-- Work to do --
Return the entries below in their exact form, leaving the pictures out.

>> BEGIN Listed entries

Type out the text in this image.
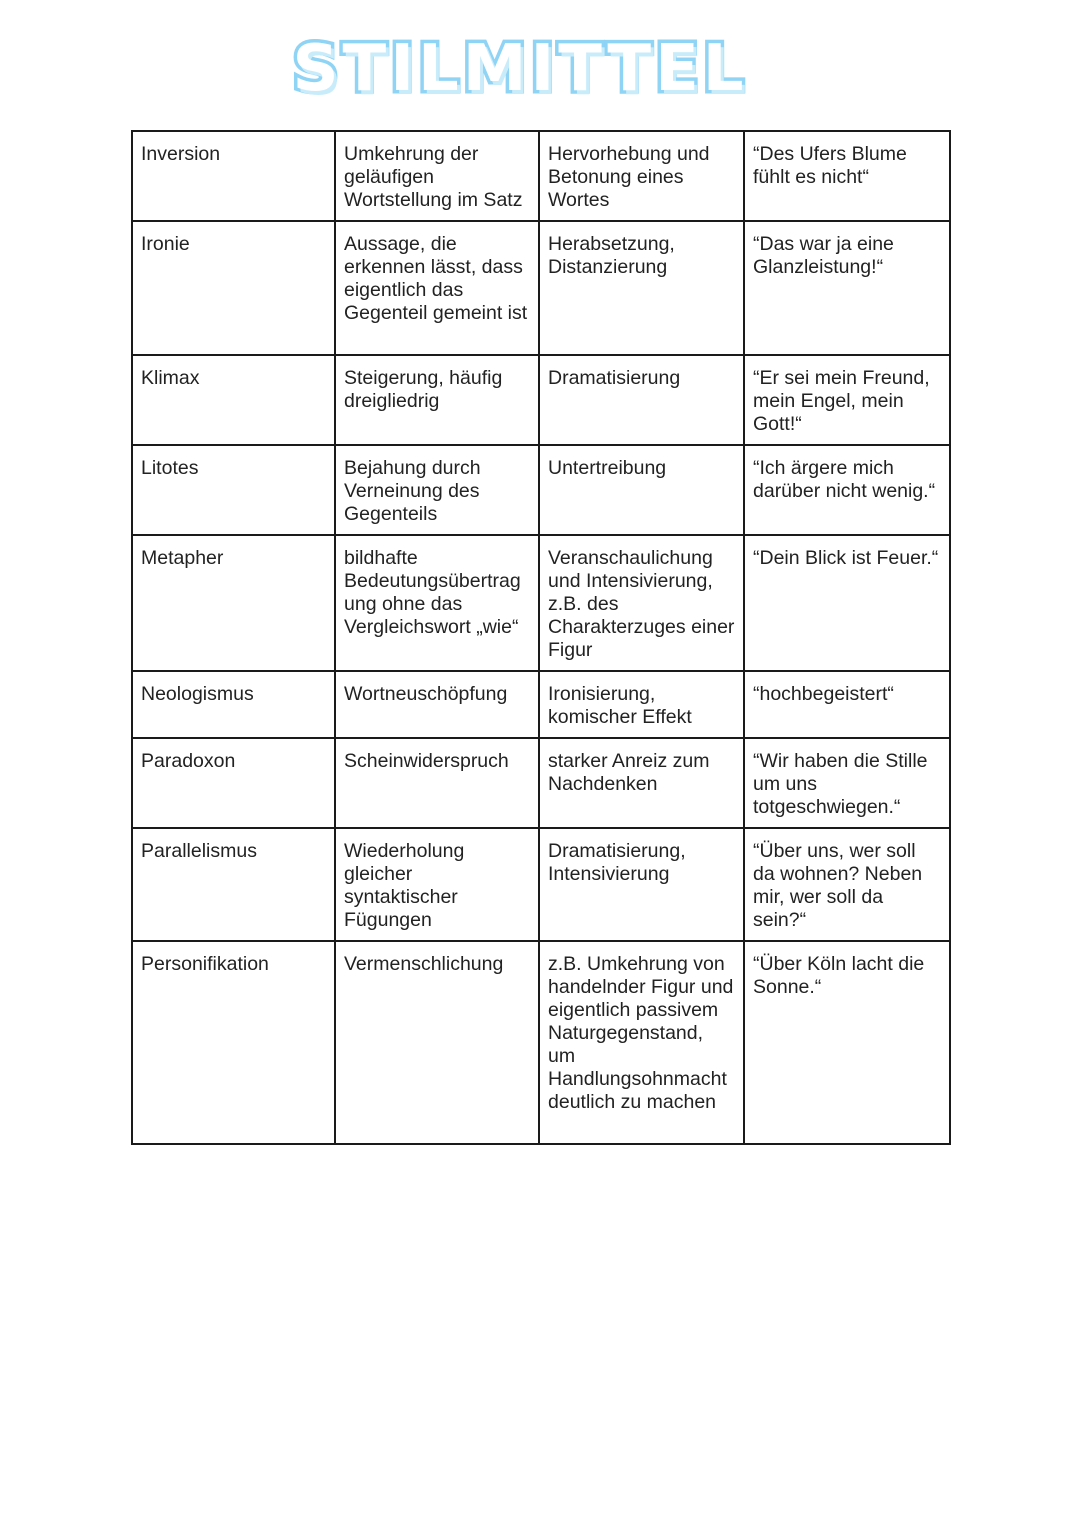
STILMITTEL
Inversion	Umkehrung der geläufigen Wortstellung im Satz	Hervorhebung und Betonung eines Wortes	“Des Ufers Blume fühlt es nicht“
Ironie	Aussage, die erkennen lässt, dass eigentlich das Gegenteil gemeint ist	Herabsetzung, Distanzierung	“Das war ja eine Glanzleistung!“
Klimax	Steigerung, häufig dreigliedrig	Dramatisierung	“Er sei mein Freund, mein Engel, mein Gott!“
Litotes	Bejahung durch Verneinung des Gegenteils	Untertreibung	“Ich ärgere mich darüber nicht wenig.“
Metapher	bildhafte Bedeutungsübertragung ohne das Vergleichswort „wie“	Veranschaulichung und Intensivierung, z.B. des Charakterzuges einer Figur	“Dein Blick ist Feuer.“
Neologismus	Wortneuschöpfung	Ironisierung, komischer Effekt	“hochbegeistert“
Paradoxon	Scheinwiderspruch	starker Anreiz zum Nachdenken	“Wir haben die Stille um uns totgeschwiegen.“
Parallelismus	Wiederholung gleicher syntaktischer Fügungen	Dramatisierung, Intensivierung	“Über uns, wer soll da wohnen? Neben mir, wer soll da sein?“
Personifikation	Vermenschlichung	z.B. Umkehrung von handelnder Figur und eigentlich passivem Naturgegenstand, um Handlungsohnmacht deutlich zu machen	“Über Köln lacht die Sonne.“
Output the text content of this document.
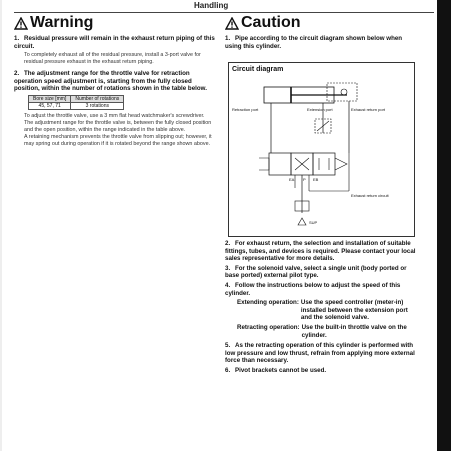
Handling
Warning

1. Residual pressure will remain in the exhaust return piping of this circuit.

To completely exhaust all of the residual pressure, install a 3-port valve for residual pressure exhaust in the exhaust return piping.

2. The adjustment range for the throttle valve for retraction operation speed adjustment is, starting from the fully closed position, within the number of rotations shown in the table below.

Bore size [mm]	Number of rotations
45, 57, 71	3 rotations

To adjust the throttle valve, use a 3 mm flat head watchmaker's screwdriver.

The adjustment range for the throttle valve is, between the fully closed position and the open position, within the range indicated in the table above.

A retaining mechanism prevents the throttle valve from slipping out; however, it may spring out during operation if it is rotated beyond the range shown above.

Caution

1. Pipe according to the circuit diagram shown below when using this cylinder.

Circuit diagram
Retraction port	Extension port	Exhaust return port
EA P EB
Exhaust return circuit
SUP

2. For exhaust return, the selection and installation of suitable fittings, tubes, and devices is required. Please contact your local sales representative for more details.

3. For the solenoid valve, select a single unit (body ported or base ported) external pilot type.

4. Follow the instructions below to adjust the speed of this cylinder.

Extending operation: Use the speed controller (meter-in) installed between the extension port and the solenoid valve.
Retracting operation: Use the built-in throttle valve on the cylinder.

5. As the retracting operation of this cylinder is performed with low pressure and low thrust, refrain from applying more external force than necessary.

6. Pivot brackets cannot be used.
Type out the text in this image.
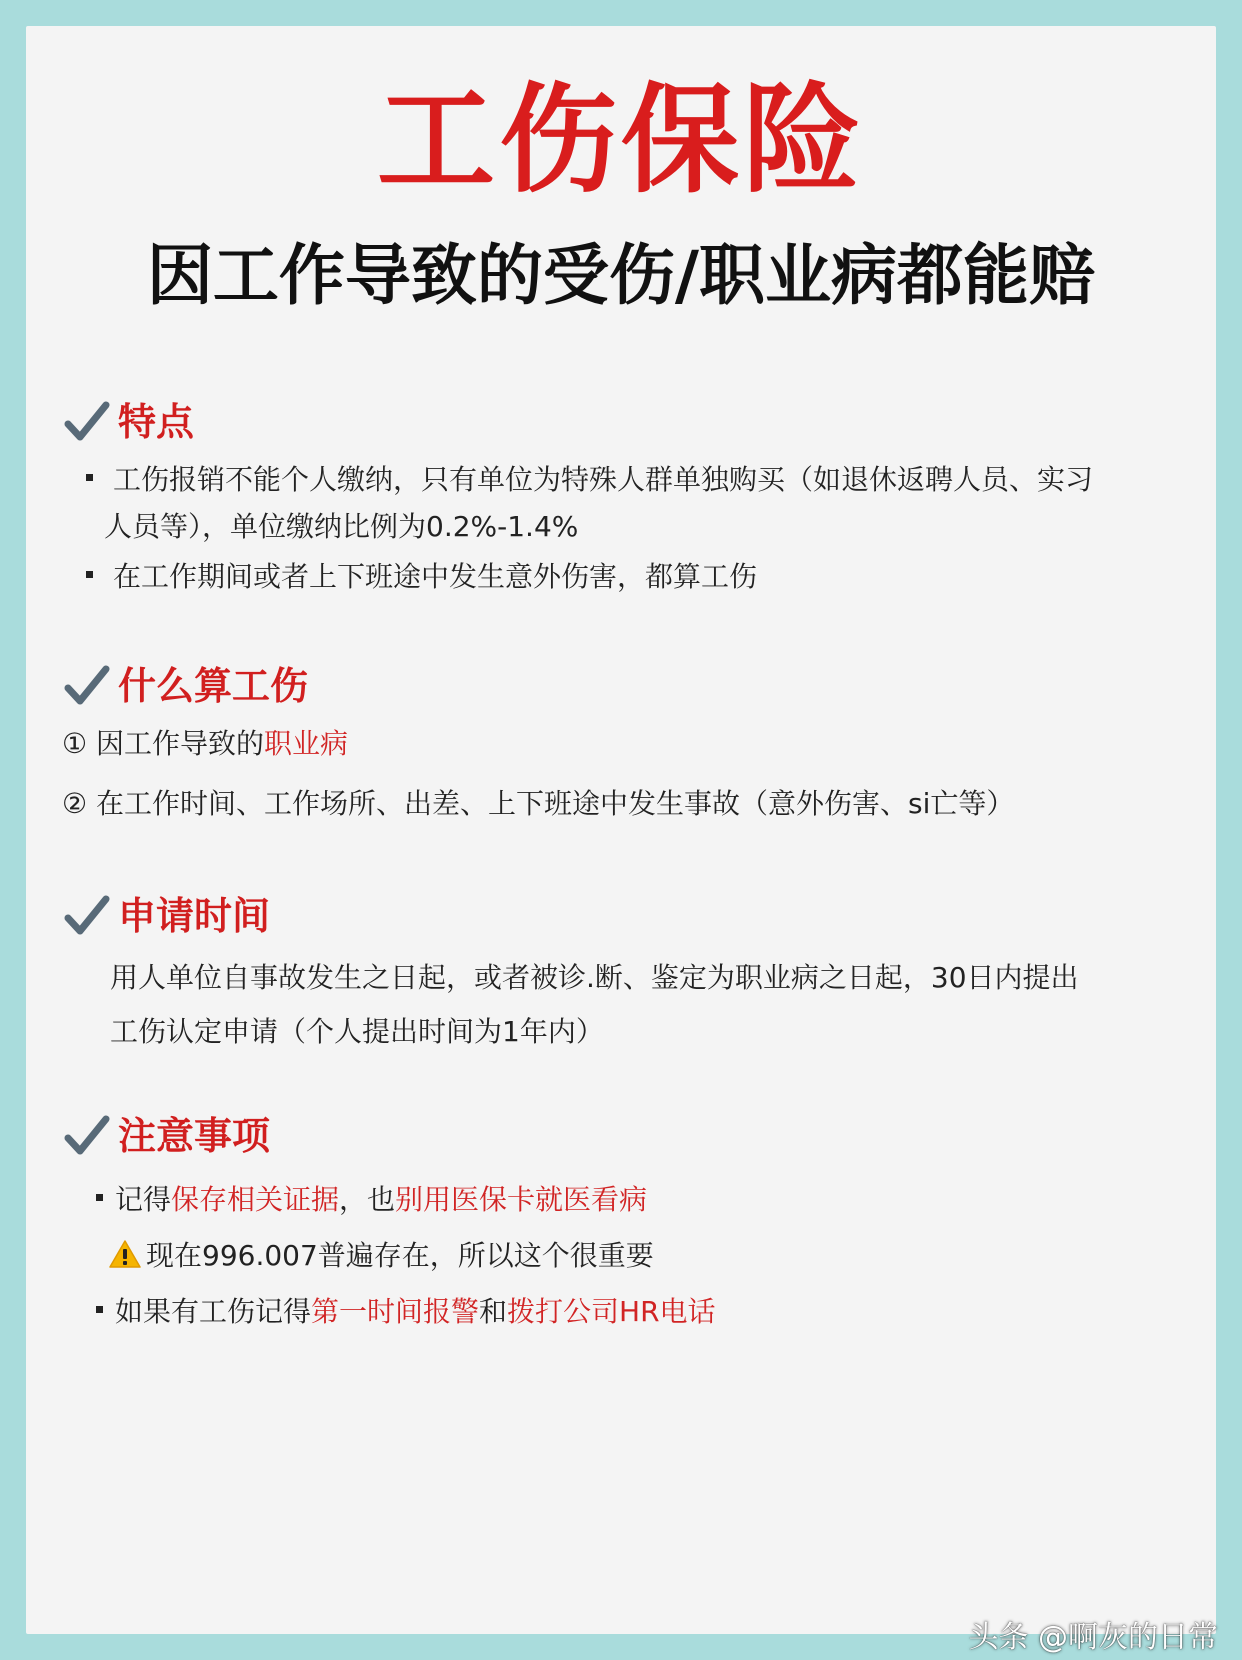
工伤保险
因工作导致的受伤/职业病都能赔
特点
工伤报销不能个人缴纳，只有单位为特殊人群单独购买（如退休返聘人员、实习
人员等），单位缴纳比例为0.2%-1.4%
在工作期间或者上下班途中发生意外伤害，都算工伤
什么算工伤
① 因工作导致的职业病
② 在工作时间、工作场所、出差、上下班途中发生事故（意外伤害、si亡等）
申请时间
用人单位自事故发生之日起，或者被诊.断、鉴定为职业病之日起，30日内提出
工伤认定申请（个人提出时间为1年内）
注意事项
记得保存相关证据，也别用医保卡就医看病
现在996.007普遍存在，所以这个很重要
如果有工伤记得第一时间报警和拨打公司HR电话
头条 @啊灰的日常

>> END Listed entries

-- Result --
Type out the text in this image.
STILMITTEL
Inversion	Umkehrung der geläufigen Wortstellung im Satz	Hervorhebung und Betonung eines Wortes	“Des Ufers Blume fühlt es nicht“
Ironie	Aussage, die erkennen lässt, dass eigentlich das Gegenteil gemeint ist	Herabsetzung, Distanzierung	“Das war ja eine Glanzleistung!“
Klimax	Steigerung, häufig dreigliedrig	Dramatisierung	“Er sei mein Freund, mein Engel, mein Gott!“
Litotes	Bejahung durch Verneinung des Gegenteils	Untertreibung	“Ich ärgere mich darüber nicht wenig.“
Metapher	bildhafte Bedeutungsübertragung ohne das Vergleichswort „wie“	Veranschaulichung und Intensivierung, z.B. des Charakterzuges einer Figur	“Dein Blick ist Feuer.“
Neologismus	Wortneuschöpfung	Ironisierung, komischer Effekt	“hochbegeistert“
Paradoxon	Scheinwiderspruch	starker Anreiz zum Nachdenken	“Wir haben die Stille um uns totgeschwiegen.“
Parallelismus	Wiederholung gleicher syntaktischer Fügungen	Dramatisierung, Intensivierung	“Über uns, wer soll da wohnen? Neben mir, wer soll da sein?“
Personifikation	Vermenschlichung	z.B. Umkehrung von handelnder Figur und eigentlich passivem Naturgegenstand, um Handlungsohnmacht deutlich zu machen	“Über Köln lacht die Sonne.“
Output the text content of this document.
Handling
Warning

1. Residual pressure will remain in the exhaust return piping of this circuit.

To completely exhaust all of the residual pressure, install a 3-port valve for residual pressure exhaust in the exhaust return piping.

2. The adjustment range for the throttle valve for retraction operation speed adjustment is, starting from the fully closed position, within the number of rotations shown in the table below.

Bore size [mm]	Number of rotations
45, 57, 71	3 rotations

To adjust the throttle valve, use a 3 mm flat head watchmaker's screwdriver.

The adjustment range for the throttle valve is, between the fully closed position and the open position, within the range indicated in the table above.

A retaining mechanism prevents the throttle valve from slipping out; however, it may spring out during operation if it is rotated beyond the range shown above.

Caution

1. Pipe according to the circuit diagram shown below when using this cylinder.

Circuit diagram
Retraction port	Extension port	Exhaust return port
EA P EB
Exhaust return circuit
SUP

2. For exhaust return, the selection and installation of suitable fittings, tubes, and devices is required. Please contact your local sales representative for more details.

3. For the solenoid valve, select a single unit (body ported or base ported) external pilot type.

4. Follow the instructions below to adjust the speed of this cylinder.

Extending operation: Use the speed controller (meter-in) installed between the extension port and the solenoid valve.
Retracting operation: Use the built-in throttle valve on the cylinder.

5. As the retracting operation of this cylinder is performed with low pressure and low thrust, refrain from applying more external force than necessary.

6. Pivot brackets cannot be used.
Type out the text in this image.
工伤保险
因工作导致的受伤/职业病都能赔
特点
工伤报销不能个人缴纳，只有单位为特殊人群单独购买（如退休返聘人员、实习
人员等），单位缴纳比例为0.2%-1.4%
在工作期间或者上下班途中发生意外伤害，都算工伤
什么算工伤
① 因工作导致的职业病
② 在工作时间、工作场所、出差、上下班途中发生事故（意外伤害、si亡等）
申请时间
用人单位自事故发生之日起，或者被诊.断、鉴定为职业病之日起，30日内提出
工伤认定申请（个人提出时间为1年内）
注意事项
记得保存相关证据，也别用医保卡就医看病
现在996.007普遍存在，所以这个很重要
如果有工伤记得第一时间报警和拨打公司HR电话
头条 @啊灰的日常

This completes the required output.